# start of MATERIAL FOR THIS TASK

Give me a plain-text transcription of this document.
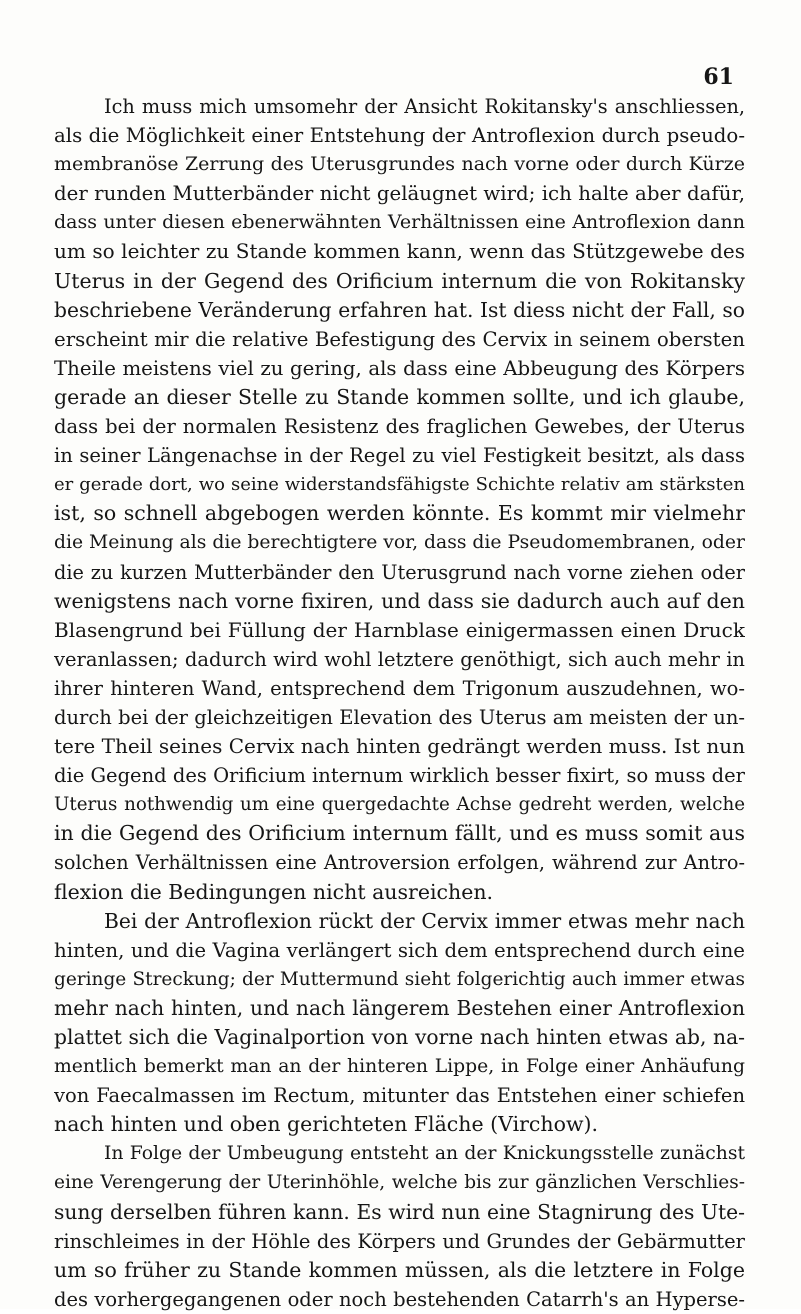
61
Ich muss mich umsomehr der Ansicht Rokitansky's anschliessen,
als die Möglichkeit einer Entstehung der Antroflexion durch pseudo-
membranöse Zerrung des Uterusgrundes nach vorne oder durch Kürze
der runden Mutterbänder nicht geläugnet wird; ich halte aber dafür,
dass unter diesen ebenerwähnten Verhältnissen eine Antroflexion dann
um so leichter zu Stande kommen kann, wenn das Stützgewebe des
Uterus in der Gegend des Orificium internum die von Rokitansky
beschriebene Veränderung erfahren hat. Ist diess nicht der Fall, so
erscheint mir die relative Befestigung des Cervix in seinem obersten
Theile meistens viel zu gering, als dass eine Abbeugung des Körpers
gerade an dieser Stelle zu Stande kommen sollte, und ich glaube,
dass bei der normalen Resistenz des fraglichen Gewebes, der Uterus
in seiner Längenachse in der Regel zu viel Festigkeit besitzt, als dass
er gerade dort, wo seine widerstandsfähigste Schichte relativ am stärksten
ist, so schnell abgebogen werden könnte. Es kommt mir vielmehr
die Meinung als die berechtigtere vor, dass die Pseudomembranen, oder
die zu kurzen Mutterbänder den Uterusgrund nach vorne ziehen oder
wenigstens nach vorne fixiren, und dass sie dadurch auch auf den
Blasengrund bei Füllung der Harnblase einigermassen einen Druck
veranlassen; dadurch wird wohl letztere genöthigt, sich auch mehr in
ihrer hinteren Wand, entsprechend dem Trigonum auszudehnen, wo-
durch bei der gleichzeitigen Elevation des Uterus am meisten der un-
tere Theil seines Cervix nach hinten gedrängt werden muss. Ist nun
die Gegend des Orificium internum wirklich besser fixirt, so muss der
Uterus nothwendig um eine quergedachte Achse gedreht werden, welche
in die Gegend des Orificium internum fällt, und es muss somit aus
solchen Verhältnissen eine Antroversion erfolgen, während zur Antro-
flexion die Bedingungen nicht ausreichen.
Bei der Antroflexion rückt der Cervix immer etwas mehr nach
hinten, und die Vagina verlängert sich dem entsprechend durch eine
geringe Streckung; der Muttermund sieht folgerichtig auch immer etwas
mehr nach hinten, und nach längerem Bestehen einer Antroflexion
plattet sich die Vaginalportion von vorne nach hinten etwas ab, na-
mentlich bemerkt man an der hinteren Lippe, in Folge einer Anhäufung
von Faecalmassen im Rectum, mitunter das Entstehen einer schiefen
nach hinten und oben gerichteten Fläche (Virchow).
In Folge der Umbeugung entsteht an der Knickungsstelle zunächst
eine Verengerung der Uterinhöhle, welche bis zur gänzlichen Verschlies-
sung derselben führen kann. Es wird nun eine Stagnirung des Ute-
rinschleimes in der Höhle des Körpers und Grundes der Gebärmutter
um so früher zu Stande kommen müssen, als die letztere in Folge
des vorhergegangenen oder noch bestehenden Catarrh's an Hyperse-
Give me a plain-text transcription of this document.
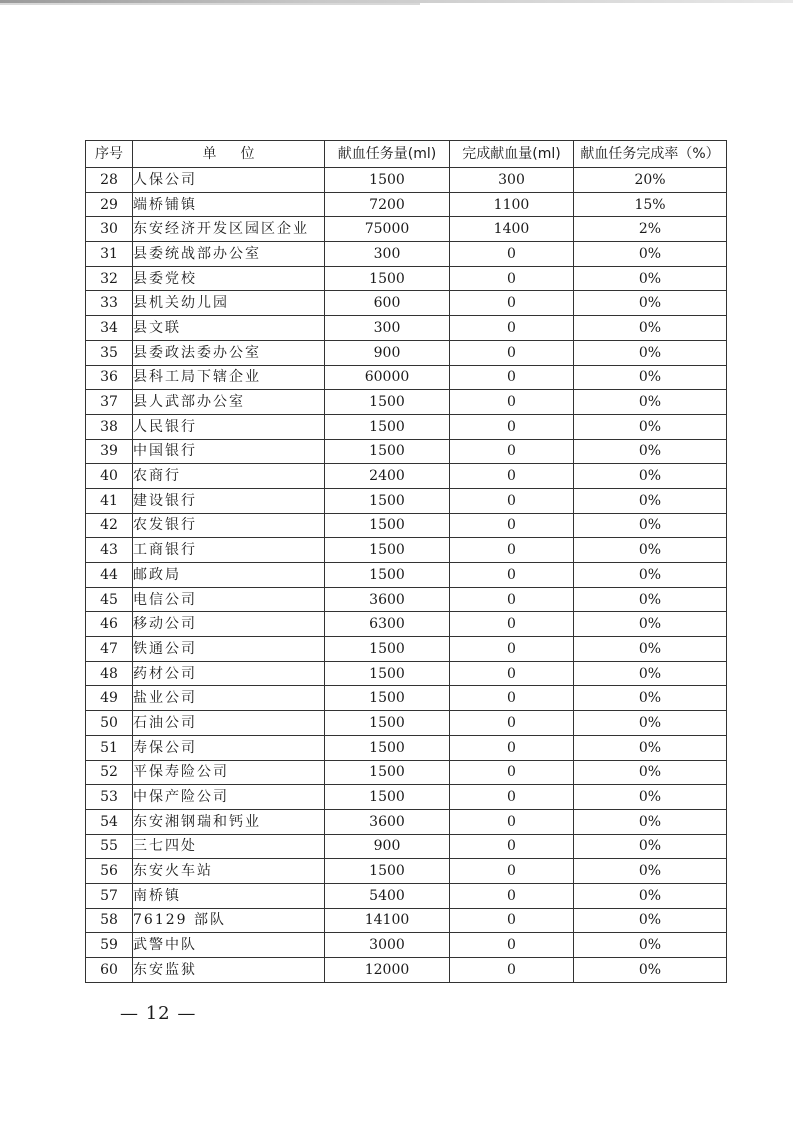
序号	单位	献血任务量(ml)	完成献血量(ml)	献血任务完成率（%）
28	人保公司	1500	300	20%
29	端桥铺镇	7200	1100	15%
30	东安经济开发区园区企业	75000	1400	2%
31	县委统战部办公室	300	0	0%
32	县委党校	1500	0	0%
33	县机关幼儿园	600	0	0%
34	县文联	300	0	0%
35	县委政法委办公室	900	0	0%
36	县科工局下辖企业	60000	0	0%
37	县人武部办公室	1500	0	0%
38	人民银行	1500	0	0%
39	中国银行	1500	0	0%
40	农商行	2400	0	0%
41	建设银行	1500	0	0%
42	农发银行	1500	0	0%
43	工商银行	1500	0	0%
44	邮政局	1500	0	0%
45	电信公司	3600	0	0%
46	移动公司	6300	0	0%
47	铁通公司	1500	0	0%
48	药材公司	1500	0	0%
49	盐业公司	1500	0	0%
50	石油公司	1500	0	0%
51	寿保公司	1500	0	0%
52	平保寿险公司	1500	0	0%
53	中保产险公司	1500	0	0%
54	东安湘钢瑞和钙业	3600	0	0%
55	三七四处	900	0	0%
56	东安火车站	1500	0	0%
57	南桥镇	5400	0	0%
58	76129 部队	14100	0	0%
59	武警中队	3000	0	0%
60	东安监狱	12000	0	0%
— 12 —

# end of MATERIAL FOR THIS TASK

** WHAT YOU SHOULD DO **
Take each line of the material that contains the word "auch" and list it.

** RESULT OF THIS TASK **
wenigstens nach vorne fixiren, und dass sie dadurch auch auf den
veranlassen; dadurch wird wohl letztere genöthigt, sich auch mehr in
geringe Streckung; der Muttermund sieht folgerichtig auch immer etwas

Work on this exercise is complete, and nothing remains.